>Users:   login   |  register       > email     > people    


New Appeal Filed in Long-Running Angola Prison Case
By Associated Press
Published: 11/26/2002

An inmate who has spent most of the past three decades in solitary confinement for the1972 stabbing death of a state prison officer is trying to have his conviction overturned for a second time.
Albert Woodfox, 55, is serving a life sentence for the killing of Louisiana State Penitentiary security officer Brent Miller, who was stabbed to death at Angola during a period of racial unrest at the sprawling plantation prison.
Woodfox and co-defendant Herman Wallace, 61, are also suing to get out of solitary confinement, where they have spent most of their time since Miller was killed on April 17, 1972.
Wallace has a motion to overturn his original conviction pending in state court. Woodfox is now challenging his second conviction in Miller's slaying.
Woodfox won a new trial during the 1990s, but was convicted a second time by a jury in Tangipahoa Parish and was re-sentenced to life without parole in 1999.
In a motion filed in state district court in Amite, Woodfox claims that two of three living prosecution witnesses have recanted their testimony against him and Wallace. The motion also says Woodfox has identified a new witness who says a now-deceased prisoner admitted killing the officer.

ROWS:
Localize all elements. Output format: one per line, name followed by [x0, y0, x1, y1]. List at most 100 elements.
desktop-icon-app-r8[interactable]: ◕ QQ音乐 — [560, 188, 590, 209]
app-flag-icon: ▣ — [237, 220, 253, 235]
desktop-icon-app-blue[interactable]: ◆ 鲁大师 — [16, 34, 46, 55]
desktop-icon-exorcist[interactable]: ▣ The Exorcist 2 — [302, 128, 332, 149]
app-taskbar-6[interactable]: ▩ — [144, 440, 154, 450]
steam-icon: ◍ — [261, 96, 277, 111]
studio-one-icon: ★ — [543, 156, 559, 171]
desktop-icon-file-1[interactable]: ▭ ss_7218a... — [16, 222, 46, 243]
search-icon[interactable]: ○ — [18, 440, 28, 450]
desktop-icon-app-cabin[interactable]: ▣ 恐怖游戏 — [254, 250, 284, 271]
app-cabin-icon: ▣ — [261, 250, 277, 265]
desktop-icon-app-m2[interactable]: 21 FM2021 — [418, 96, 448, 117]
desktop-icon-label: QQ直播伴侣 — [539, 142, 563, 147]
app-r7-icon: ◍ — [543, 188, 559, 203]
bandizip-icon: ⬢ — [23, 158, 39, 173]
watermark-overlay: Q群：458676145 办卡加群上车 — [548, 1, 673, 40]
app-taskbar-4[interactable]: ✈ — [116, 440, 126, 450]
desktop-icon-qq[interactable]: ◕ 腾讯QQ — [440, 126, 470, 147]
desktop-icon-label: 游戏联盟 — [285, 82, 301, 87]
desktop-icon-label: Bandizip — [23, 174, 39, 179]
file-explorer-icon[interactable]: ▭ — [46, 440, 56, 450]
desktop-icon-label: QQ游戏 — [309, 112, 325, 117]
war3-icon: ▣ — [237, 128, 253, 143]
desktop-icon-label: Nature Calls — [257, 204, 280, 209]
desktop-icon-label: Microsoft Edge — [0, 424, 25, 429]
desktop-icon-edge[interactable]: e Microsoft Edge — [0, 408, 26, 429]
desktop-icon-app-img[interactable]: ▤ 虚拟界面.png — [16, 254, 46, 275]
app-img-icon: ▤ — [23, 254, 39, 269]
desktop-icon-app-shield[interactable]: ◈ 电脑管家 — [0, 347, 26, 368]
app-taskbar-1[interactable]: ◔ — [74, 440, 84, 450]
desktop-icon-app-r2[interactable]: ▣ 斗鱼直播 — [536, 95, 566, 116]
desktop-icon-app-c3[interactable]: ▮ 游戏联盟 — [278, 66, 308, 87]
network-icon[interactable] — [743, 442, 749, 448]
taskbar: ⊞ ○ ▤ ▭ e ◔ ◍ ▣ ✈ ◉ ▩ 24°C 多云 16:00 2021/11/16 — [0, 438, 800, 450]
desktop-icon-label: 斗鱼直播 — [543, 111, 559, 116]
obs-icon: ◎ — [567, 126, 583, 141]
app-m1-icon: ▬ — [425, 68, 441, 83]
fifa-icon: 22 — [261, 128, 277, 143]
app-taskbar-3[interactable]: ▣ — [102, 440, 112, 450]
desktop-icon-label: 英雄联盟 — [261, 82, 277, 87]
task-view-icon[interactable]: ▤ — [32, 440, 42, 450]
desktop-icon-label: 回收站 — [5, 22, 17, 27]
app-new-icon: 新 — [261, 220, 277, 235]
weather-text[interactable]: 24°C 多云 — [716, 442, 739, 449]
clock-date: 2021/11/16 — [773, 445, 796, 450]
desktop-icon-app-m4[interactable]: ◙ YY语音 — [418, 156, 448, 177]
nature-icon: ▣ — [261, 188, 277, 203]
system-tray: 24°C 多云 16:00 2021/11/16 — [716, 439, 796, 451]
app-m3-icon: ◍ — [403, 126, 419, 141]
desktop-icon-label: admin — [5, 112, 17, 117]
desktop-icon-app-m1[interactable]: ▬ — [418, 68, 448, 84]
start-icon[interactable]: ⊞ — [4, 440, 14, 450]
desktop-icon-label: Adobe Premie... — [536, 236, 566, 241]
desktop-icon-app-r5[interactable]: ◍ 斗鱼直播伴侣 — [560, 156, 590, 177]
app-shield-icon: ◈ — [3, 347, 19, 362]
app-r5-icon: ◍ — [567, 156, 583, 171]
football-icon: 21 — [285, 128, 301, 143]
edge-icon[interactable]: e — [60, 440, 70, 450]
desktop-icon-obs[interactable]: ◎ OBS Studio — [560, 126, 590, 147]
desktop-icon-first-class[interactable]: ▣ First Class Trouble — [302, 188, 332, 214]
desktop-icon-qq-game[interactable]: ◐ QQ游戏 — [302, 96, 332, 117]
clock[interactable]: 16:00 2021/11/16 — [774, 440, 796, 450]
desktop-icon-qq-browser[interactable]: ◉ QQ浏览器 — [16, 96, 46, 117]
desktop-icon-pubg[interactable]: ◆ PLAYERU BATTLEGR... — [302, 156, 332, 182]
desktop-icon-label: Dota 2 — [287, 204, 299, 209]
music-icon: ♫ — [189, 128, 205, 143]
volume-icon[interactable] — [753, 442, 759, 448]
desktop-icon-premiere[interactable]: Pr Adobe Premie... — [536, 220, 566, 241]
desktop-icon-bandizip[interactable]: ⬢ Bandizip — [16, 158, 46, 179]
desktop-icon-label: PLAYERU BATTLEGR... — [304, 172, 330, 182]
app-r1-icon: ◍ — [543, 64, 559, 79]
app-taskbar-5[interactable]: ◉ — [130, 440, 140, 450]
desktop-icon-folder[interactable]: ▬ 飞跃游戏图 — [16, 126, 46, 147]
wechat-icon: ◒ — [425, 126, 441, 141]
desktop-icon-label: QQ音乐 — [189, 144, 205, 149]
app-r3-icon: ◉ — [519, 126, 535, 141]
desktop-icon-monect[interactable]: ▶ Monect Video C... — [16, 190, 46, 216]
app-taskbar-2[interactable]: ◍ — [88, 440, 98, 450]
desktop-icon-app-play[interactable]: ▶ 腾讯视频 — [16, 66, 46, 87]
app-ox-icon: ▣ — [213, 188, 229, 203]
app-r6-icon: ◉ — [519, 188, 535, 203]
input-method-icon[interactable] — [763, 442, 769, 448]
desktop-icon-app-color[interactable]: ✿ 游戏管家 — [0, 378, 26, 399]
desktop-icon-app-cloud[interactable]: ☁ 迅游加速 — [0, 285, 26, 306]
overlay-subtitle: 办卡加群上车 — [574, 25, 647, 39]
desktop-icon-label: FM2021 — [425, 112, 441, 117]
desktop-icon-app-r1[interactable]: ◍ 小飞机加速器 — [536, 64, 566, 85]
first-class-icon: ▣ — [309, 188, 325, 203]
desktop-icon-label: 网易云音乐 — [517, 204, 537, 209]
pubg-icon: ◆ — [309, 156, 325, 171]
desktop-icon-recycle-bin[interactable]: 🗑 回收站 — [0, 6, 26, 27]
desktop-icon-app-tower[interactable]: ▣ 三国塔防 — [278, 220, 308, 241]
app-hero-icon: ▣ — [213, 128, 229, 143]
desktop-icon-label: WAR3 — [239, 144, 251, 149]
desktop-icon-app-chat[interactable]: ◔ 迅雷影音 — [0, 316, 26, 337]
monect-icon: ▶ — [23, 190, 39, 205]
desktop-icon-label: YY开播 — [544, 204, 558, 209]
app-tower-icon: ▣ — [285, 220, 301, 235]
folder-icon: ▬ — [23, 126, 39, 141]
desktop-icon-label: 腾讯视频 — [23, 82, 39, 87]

OBJECTIVE A:
Edit the Angola prison article from "An inmate who" to "in Miller's slaying.", changing "solitary confinement" to "isolation" throughout that passage.
OBJECTIVE B:
According to the Angola prison article, in which parish did a jury convict Woodfox a second time?

FULL SOLUTION A:
An inmate who has spent most of the past three decades in isolation for the1972 stabbing death of a state prison officer is trying to have his conviction overturned for a second time.
Albert Woodfox, 55, is serving a life sentence for the killing of Louisiana State Penitentiary security officer Brent Miller, who was stabbed to death at Angola during a period of racial unrest at the sprawling plantation prison.
Woodfox and co-defendant Herman Wallace, 61, are also suing to get out of isolation, where they have spent most of their time since Miller was killed on April 17, 1972.
Wallace has a motion to overturn his original conviction pending in state court. Woodfox is now challenging his second conviction in Miller's slaying.

FULL SOLUTION B:
Tangipahoa Parish